§ WORK TO DO: Select all lines with the string "строго" in them, and copy those lines.

§ DATA RECORDS:
####################

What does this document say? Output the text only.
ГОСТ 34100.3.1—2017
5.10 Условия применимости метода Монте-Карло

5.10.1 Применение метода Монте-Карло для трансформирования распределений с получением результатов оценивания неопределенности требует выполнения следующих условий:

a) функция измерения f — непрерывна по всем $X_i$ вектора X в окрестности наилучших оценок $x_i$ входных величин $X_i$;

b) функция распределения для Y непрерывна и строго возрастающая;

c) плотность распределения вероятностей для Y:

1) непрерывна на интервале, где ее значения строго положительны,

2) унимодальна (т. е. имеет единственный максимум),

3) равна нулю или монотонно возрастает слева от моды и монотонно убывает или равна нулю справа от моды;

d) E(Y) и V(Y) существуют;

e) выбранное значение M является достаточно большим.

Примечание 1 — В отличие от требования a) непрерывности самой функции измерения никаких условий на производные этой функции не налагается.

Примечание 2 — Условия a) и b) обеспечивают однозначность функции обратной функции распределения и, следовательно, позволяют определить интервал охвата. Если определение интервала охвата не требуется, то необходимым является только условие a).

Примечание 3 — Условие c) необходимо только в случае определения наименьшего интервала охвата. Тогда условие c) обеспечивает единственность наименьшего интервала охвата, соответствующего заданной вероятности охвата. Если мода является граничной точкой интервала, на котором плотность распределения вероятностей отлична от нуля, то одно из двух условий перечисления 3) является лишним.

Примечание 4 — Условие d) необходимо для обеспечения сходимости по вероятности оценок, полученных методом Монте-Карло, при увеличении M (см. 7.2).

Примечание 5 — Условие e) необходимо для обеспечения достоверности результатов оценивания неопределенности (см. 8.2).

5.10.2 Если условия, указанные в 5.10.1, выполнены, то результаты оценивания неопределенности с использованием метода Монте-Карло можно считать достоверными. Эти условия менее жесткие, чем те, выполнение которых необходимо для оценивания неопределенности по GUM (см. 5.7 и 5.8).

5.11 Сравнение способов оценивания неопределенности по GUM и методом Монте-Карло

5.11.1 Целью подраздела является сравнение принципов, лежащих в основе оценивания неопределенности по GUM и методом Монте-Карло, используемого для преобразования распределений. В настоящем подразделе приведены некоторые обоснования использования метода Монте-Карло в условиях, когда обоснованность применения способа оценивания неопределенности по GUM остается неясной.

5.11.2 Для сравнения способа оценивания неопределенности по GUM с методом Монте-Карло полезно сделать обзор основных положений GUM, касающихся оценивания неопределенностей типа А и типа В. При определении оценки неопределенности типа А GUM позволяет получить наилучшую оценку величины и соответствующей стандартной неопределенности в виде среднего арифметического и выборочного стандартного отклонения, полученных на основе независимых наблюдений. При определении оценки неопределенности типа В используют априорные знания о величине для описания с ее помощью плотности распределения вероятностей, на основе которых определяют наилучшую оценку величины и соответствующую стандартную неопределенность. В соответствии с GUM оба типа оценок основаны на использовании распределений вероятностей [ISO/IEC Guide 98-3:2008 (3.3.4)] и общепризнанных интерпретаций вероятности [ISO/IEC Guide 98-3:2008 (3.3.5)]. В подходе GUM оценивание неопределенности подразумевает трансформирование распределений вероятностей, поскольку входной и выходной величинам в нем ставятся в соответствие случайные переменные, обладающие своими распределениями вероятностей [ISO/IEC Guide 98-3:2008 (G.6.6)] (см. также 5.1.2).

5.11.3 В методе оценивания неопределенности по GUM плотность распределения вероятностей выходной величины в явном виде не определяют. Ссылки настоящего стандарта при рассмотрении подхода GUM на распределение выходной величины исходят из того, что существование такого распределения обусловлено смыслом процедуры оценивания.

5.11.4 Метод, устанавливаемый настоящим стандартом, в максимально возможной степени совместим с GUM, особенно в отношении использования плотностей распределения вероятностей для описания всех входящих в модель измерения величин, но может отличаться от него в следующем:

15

####################

§ SOLUTION FOR THIS PROBLEM:
b) функция распределения для Y непрерывна и строго возрастающая;
1) непрерывна на интервале, где ее значения строго положительны,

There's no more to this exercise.